— Start Provided material —
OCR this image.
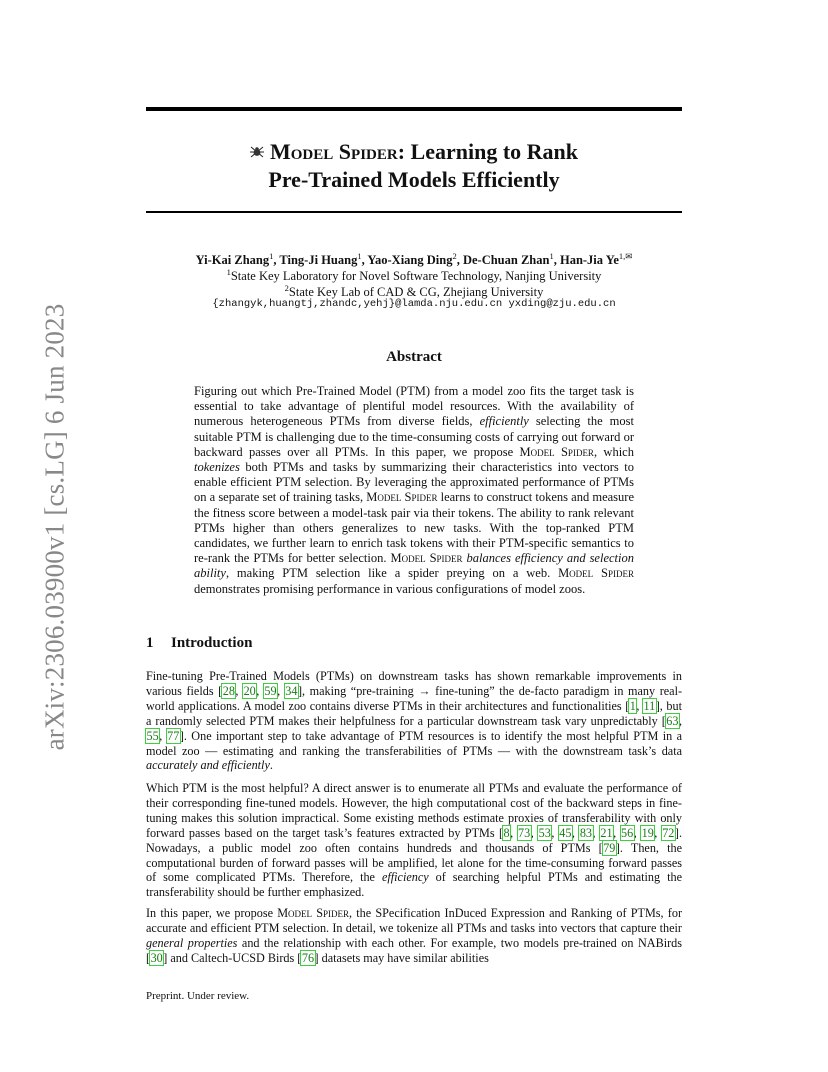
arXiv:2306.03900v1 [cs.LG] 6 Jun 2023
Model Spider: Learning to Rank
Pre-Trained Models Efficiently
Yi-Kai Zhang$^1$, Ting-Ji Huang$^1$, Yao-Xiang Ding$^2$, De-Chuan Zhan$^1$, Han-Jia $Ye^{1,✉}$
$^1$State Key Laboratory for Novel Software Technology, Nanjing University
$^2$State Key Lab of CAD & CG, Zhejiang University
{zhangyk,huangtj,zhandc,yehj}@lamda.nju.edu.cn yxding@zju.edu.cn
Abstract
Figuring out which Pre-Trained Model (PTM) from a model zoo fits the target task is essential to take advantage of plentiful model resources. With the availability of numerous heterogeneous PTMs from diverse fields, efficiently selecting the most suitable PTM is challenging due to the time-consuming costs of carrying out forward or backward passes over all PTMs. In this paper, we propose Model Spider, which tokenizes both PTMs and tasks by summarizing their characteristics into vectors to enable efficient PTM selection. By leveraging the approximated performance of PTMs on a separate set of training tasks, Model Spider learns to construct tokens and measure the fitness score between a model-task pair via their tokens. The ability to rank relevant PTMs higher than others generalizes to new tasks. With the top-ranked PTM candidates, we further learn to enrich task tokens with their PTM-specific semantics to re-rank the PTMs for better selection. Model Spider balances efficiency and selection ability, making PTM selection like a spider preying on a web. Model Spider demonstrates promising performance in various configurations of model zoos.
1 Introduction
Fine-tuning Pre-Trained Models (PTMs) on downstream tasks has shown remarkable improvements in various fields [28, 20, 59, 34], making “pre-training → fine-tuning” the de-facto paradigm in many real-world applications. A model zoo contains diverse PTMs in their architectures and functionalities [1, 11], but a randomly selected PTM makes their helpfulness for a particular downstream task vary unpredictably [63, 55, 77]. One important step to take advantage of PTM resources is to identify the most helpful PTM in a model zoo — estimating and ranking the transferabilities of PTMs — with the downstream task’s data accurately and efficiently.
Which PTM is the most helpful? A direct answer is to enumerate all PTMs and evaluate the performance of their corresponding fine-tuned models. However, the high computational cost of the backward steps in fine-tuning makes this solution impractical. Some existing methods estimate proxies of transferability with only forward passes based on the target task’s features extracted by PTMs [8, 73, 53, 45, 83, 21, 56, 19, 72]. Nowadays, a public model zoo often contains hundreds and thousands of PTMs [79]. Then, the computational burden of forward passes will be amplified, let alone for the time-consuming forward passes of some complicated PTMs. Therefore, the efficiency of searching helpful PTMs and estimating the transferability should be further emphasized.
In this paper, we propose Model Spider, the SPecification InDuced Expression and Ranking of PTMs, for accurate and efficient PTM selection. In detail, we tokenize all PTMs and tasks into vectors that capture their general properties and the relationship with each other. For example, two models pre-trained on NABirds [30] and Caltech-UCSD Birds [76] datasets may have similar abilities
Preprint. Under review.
— End Provided material —
— Start Provided material —
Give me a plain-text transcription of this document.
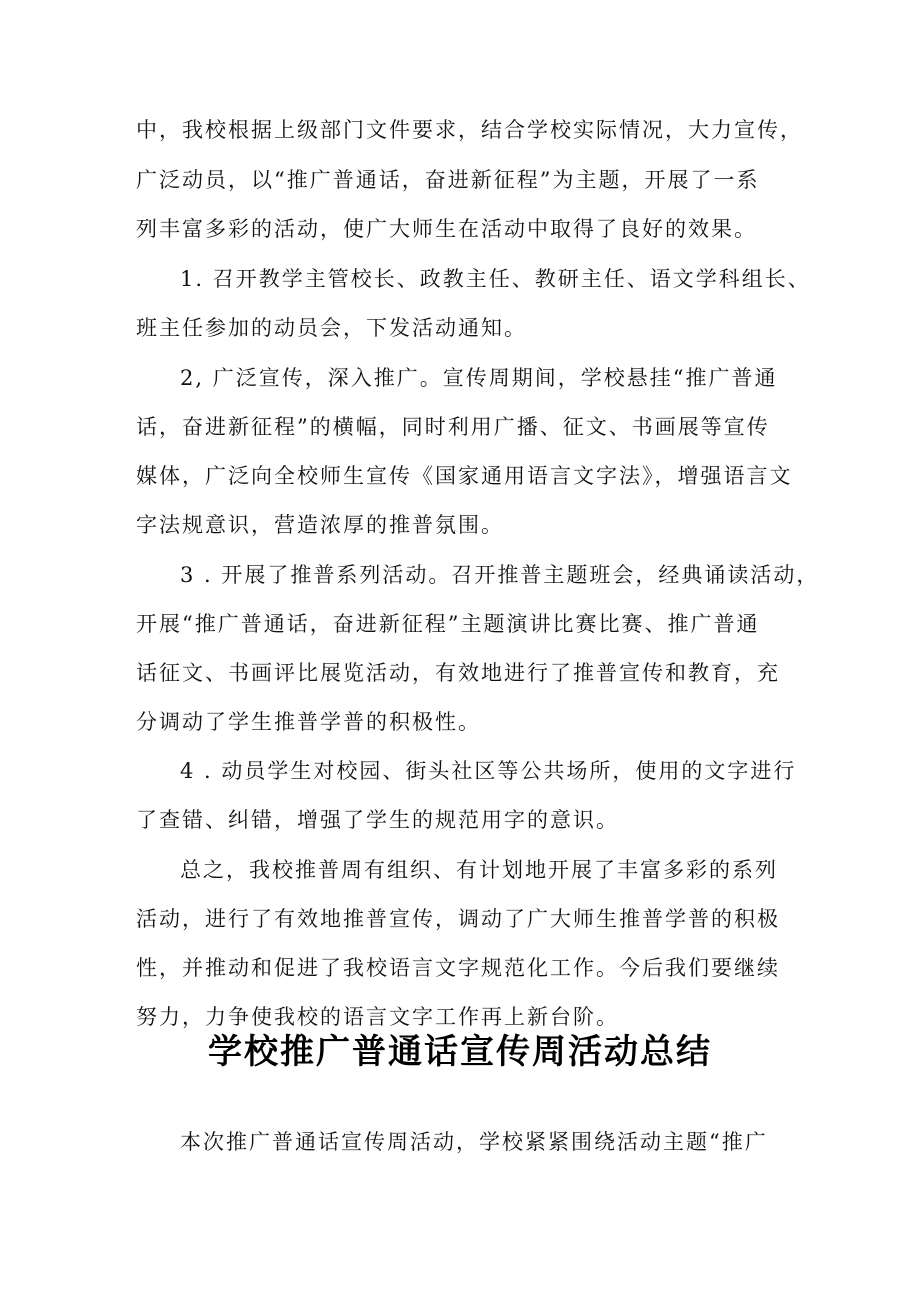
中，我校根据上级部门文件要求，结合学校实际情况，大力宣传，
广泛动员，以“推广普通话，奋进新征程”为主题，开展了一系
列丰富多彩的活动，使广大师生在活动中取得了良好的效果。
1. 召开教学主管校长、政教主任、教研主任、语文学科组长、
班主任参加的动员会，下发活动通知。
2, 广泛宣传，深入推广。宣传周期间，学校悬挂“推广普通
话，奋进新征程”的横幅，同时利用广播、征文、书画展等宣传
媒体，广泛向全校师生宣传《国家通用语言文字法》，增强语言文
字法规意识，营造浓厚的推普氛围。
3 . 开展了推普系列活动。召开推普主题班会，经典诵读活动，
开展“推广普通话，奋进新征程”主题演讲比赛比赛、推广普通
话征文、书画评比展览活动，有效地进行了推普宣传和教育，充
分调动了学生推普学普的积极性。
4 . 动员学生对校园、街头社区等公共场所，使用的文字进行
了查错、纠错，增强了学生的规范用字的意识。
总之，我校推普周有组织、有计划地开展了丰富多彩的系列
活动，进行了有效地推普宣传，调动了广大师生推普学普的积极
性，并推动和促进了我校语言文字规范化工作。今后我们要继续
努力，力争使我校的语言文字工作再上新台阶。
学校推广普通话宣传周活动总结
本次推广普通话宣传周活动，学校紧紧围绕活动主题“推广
— End Provided material —
### Set task:
Pick each line holding the word "University" out of the data and copy it.

### The output:
$^1$State Key Laboratory for Novel Software Technology, Nanjing University
$^2$State Key Lab of CAD & CG, Zhejiang University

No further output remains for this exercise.